>> Begin RECORDED INFORMATION

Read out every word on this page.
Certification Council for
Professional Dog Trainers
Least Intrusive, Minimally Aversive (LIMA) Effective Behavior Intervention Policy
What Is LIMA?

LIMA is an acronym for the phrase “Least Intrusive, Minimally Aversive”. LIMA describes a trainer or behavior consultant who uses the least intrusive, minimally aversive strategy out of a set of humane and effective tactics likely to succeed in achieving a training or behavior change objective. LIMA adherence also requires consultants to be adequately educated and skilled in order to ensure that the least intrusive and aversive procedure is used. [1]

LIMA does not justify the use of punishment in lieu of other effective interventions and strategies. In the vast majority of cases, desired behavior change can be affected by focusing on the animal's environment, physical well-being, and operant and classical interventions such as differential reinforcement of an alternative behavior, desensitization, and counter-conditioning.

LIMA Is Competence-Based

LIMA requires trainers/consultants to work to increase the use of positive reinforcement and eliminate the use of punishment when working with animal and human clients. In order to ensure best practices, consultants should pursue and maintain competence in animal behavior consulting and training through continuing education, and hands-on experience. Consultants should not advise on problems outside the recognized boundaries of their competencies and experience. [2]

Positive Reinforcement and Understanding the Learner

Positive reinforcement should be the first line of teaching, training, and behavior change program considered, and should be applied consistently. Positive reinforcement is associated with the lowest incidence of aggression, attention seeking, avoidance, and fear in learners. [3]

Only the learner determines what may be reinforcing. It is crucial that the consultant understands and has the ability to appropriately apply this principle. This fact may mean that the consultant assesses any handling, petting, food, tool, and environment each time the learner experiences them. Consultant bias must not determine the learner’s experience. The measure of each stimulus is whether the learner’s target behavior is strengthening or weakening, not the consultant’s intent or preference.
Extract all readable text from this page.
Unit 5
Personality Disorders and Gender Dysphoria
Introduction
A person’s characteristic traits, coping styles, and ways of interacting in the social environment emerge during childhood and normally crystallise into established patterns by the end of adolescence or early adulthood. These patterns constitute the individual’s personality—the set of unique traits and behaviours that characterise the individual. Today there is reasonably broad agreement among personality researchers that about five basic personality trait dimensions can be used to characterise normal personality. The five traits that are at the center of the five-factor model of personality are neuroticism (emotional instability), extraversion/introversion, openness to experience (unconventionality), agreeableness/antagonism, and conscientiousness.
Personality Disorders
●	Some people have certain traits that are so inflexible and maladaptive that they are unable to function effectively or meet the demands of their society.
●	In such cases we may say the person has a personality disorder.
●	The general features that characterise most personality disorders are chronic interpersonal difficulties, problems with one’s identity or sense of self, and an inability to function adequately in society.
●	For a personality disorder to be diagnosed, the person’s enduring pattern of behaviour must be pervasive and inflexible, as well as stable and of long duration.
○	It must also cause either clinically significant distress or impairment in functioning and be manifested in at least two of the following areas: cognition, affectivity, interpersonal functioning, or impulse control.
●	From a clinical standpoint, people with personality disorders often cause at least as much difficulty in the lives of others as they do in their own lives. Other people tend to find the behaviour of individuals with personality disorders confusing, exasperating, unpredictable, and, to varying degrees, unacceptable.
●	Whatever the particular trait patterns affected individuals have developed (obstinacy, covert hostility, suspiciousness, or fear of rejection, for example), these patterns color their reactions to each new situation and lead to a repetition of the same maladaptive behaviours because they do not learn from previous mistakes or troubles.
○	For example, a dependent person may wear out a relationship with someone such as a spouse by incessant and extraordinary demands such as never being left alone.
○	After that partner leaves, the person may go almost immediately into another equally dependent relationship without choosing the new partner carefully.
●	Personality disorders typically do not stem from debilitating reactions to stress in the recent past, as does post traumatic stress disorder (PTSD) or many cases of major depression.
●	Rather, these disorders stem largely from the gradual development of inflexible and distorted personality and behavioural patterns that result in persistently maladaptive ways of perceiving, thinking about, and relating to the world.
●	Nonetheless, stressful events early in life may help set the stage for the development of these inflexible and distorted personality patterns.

>> End RECORDED INFORMATION

### TASK DIRECTIONS
In the listing above, how many lines hold the word "demands"? Give the number and nothing more.

### RESPONSE
2